### Teks Pilihan:
LEMBAGA PENGENDALIAN SOSIAL
Umumnya, warga masyarakat mendambakan ketertiban keamanan. Namun, dalam kenyataan, selalu ada saja kemungkinan terjadinya gangguan terhadap ketertiban dan keamanan masyarakat. Seperti sudah di bahas di atas, kenyataan masyarakat selalu di warnai oleh perilaku menyimpang. Baik itu penyimpangan biasa maupun berupa perbuatan kejahatan. Untuk menanggulangi itu semua, maka di perlukan adanya lembaga pengendalian sosial.
- 1. Pengertian dan Fungsi Lembaga Pengendalian Sosial
Lembaga pengendalian sosial sering disebut juga lembaga control Sosial (social control ). Ada berbagai definisi yang di kemukakan para pakar mengenai apa itu lembaga pengendalian sosial. Beberapa definisi tersebut, antara lain sebagai berikut.
- Lembaga pengendalian sosial adalah segala proses, baik yang direncanakan maupun tidak, yang bersifat mendidik, mengajak atau bahkan memaksa warga – warga masyarakat agar mematuhi kaidah – kaidah dan nilai – nilai sosial yang berlaku. (Joseph S. Roucek )
- Lembaga pengendalian sosial adalah berbagai cara yang digunakan masyarakat untuk menertibkan anggota – anggotanya yang membangkang. ( peter L. Berger )
- Lembaga pengendalian sosial adalah berbagai sarana untuk mendorong warga masyarakat agar bersedia mematuhi norma – norma yang berlaku.(John J. Macionis)
- Lembaga pengendalian sosial adalah segala usaha dari kelompok atau masyarakat untuk mengatur perilaku anggotanya agar sesuai dengan norma – norma yang berlaku. ( Craig Calhoun, Donald Light, dan Suzanne Keller )

### Soal:
Tentukan apakah setiap pernyataan berikut sesuai dengan teks tentang lembaga pengendalian sosial di atas, lalu jawab ya atau tidak dengan menyertakan kutipan kata-kata penentu dari teks itu.
1. Lembaga pengendalian sosial sering juga disebut lembaga kontrol sosial.
2. Menurut Peter L. Berger, lembaga pengendalian sosial adalah berbagai sarana untuk mendorong warga masyarakat agar bersedia mematuhi norma yang berlaku.
3. Menurut Joseph S. Roucek, lembaga pengendalian sosial hanya mencakup proses yang direncanakan.

### Data yang Ditampilkan:
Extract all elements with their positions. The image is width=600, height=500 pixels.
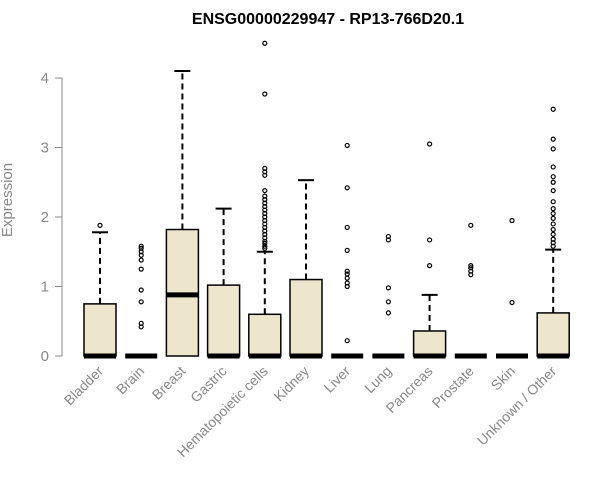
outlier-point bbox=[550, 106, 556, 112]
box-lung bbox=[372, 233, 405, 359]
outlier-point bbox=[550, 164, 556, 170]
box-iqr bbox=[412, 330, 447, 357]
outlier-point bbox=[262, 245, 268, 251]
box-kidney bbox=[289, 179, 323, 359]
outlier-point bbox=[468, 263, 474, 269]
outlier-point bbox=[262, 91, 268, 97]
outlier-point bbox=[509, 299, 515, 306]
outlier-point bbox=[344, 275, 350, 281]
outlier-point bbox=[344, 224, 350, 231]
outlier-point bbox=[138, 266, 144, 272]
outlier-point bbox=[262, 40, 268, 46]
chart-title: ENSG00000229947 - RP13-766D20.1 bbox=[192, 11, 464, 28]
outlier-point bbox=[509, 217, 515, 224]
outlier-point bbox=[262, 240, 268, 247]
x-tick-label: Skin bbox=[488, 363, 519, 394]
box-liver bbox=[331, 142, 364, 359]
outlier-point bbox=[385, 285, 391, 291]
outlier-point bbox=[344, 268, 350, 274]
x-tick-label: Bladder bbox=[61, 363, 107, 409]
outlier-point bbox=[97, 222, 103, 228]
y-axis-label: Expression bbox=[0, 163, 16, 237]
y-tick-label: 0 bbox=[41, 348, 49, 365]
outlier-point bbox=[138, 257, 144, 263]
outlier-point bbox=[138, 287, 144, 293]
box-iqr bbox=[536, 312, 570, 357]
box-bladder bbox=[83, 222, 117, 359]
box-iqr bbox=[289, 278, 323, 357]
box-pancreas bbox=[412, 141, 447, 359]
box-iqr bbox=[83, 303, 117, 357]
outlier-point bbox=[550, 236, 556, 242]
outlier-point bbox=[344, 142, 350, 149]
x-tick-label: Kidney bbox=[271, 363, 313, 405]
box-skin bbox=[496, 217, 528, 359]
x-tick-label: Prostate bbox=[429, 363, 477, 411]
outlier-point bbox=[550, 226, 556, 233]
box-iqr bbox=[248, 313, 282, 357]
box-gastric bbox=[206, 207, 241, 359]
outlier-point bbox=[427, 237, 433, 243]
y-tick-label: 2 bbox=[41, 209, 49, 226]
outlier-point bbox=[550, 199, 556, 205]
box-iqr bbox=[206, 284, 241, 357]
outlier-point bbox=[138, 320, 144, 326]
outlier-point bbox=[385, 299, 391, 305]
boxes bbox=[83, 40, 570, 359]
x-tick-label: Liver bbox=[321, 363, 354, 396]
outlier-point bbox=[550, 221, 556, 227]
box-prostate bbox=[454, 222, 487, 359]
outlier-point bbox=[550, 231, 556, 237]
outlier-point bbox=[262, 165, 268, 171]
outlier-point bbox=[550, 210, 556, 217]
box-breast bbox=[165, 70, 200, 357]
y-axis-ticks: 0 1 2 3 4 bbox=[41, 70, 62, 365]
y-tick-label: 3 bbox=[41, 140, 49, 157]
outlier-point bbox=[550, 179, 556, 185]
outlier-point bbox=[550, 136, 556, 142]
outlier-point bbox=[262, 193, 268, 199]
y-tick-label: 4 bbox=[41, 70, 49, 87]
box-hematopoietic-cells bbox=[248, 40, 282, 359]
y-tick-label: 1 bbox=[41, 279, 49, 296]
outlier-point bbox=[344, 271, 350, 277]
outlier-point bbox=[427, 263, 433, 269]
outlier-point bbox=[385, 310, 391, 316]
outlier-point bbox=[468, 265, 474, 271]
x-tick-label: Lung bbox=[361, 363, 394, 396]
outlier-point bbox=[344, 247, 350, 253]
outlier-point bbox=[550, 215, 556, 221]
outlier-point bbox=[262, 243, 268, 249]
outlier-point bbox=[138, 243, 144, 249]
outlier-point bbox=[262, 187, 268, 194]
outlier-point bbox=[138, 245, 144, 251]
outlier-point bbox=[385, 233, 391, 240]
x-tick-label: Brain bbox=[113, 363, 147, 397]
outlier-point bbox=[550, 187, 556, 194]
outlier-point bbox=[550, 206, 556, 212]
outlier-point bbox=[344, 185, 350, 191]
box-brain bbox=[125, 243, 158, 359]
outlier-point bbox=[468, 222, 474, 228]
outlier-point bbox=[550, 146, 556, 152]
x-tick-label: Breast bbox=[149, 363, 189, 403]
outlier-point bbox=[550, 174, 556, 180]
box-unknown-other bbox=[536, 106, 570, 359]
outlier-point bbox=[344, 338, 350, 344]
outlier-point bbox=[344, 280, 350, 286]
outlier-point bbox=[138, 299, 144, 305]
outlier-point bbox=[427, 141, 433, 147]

--

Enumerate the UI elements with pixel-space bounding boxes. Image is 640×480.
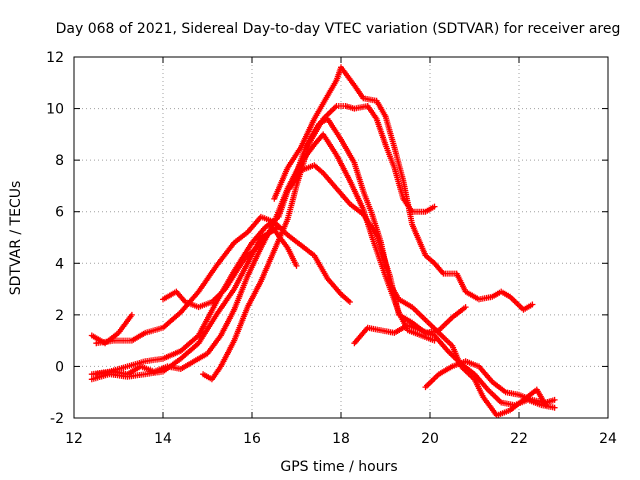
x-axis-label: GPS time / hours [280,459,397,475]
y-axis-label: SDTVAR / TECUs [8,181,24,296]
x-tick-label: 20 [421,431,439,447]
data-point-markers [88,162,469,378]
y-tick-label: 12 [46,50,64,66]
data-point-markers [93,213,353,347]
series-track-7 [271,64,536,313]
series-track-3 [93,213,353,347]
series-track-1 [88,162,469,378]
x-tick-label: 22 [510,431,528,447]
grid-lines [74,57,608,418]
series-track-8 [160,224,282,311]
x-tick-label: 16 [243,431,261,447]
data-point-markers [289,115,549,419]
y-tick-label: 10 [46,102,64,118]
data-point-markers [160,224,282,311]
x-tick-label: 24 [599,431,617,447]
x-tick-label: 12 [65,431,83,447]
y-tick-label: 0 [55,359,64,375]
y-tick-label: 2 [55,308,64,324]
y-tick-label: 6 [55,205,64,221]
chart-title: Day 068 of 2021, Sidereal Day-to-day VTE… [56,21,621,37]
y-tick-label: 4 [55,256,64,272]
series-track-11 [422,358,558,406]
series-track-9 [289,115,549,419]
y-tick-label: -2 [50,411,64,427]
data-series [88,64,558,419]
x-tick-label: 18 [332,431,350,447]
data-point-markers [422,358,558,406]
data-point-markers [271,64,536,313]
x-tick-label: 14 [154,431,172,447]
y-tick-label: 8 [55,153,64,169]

### Hasil:
1. Ya: "Lembaga pengendalian sosial sering disebut juga lembaga control Sosial (social control )"
2. Tidak: "Lembaga pengendalian sosial adalah berbagai cara yang digunakan masyarakat untuk menertibkan anggota – anggotanya yang membangkang. ( peter L. Berger )"
3. Tidak: "segala proses, baik yang direncanakan maupun tidak"